MATERIAL FOR THIS EXERCISE:
-.-.-

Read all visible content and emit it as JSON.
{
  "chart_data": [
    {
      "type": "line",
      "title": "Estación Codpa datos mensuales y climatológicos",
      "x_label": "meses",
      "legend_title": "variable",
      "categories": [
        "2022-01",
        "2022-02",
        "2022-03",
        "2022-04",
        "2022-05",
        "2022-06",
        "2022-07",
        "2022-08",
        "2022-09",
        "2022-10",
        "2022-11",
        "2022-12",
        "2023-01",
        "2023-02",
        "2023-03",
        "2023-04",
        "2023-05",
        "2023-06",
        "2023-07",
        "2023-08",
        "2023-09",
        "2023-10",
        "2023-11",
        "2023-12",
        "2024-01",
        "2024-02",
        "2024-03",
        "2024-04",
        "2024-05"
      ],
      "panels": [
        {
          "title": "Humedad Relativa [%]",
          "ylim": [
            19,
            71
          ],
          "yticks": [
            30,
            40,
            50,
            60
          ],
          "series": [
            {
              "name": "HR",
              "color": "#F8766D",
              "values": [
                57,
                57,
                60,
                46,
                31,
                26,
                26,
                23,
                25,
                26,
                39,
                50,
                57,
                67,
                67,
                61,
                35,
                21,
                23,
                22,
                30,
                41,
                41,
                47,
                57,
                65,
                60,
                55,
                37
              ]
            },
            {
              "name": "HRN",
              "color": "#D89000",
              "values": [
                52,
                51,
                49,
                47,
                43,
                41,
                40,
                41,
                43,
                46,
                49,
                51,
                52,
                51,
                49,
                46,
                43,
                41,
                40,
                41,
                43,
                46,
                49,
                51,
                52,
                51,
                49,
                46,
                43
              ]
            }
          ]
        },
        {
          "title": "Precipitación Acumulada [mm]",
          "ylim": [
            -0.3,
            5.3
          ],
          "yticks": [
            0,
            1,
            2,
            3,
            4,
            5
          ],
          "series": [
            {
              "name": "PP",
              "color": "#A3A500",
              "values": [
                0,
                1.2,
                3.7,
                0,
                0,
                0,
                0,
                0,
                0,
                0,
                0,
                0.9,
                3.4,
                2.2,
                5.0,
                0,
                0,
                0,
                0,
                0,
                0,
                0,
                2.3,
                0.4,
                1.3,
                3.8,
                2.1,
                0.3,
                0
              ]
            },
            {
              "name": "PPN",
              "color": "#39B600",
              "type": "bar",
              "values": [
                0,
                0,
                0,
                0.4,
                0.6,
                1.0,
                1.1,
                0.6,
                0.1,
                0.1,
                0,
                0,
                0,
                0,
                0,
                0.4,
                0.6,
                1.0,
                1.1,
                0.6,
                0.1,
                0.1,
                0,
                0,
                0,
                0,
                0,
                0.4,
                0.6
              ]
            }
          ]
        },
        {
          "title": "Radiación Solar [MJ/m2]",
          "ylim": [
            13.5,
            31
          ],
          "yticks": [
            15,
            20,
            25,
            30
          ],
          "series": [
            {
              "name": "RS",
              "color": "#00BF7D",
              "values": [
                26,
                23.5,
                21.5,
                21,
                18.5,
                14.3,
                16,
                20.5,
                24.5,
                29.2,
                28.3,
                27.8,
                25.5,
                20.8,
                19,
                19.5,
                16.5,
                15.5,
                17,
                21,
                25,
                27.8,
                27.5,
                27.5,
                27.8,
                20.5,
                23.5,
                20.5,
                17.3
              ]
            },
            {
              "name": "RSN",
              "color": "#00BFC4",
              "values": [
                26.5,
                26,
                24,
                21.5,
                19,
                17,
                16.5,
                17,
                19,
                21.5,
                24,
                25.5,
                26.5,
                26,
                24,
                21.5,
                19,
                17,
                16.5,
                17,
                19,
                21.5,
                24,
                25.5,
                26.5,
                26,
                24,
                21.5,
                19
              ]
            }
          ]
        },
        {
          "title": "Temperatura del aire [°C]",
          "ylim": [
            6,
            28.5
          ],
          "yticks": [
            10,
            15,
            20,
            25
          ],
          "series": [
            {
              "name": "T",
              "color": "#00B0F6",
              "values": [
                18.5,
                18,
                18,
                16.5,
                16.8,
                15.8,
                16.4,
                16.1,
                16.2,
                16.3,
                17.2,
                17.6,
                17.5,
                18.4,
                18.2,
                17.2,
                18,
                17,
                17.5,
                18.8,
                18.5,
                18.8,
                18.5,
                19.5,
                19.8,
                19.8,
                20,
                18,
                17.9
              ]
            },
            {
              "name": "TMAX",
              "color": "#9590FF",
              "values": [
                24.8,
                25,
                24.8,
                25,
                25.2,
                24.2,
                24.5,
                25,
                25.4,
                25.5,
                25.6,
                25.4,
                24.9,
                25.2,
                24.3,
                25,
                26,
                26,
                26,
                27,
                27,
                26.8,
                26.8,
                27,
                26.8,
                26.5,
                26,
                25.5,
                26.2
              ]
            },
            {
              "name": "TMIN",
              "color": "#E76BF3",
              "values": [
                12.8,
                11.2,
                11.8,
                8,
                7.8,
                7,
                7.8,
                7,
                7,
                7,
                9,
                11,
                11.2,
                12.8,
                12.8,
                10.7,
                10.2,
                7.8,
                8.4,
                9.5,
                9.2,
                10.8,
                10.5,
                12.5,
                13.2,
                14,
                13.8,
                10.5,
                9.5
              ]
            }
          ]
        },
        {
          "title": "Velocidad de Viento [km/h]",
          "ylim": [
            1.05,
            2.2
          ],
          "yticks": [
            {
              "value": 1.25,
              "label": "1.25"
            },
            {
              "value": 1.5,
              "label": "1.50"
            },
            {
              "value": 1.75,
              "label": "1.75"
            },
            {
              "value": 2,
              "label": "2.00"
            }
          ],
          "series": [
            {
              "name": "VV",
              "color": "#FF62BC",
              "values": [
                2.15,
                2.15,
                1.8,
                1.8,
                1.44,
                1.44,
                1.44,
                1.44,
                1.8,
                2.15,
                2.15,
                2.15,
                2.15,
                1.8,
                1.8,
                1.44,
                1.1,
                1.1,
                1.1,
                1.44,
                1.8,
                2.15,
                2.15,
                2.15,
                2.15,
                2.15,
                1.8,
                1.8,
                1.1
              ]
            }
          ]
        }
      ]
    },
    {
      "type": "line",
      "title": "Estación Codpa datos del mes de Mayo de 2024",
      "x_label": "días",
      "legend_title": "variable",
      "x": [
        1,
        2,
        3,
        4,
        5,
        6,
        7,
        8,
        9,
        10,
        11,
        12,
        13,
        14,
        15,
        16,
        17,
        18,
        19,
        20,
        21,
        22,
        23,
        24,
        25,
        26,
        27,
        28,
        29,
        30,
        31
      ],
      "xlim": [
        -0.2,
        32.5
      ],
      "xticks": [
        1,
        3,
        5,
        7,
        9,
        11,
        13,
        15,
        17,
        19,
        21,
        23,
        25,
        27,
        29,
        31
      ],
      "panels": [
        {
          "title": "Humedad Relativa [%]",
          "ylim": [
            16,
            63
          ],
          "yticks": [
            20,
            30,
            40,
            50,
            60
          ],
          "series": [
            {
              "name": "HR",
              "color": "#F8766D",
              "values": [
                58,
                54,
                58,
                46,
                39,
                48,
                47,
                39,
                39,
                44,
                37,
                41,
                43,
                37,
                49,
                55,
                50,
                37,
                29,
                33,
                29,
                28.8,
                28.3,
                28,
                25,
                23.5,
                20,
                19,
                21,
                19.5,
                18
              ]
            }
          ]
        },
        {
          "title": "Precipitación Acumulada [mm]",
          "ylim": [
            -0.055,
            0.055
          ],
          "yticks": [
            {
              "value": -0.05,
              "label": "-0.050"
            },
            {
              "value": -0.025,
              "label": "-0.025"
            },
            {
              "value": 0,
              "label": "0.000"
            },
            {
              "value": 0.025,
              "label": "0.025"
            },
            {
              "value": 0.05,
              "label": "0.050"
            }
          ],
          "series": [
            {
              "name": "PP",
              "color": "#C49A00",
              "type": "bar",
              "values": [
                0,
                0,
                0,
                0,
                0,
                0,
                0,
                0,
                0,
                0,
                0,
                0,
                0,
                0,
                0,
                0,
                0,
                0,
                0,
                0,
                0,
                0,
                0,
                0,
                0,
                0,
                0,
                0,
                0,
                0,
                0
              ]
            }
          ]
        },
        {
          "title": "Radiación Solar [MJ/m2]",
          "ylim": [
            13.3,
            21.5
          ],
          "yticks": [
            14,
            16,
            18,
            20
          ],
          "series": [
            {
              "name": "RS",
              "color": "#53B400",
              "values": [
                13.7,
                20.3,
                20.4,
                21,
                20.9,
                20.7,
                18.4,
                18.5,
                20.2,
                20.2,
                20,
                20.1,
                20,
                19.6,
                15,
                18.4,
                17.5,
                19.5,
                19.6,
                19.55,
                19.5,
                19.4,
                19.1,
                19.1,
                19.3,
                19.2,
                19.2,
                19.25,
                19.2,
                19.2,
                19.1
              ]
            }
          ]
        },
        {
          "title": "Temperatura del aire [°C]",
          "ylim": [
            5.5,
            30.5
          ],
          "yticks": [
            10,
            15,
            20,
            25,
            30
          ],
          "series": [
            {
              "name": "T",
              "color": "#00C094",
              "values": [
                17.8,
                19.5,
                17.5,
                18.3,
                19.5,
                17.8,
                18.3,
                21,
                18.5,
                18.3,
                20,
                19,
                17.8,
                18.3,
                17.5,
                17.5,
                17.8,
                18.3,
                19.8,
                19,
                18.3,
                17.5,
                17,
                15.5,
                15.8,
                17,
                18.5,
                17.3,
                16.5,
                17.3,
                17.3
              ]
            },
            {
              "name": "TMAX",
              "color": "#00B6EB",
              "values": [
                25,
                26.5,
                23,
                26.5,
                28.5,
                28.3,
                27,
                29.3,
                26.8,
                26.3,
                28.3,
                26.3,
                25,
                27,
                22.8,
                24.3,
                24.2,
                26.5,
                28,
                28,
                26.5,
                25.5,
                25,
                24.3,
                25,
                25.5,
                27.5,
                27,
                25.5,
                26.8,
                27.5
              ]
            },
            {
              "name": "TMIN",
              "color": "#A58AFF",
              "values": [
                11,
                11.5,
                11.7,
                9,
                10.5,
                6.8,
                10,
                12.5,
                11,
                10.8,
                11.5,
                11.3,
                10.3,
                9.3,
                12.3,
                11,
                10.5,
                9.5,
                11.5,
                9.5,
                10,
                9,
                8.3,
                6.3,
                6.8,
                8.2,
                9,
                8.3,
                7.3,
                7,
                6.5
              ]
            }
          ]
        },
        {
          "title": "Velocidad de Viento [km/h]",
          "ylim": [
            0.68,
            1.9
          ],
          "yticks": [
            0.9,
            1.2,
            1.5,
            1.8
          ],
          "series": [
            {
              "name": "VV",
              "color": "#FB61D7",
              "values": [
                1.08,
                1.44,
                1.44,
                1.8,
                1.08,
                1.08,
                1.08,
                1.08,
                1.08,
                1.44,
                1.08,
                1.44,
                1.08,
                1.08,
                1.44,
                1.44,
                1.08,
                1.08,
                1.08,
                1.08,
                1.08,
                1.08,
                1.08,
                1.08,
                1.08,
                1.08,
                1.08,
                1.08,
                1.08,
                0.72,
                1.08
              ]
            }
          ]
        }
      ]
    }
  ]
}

-.-.-

THE REQUEST:
Show the lines that mention the word "Codpa".

ANSWER TO THE TASK:
      "title": "Estación Codpa datos mensuales y climatológicos",
      "title": "Estación Codpa datos del mes de Mayo de 2024",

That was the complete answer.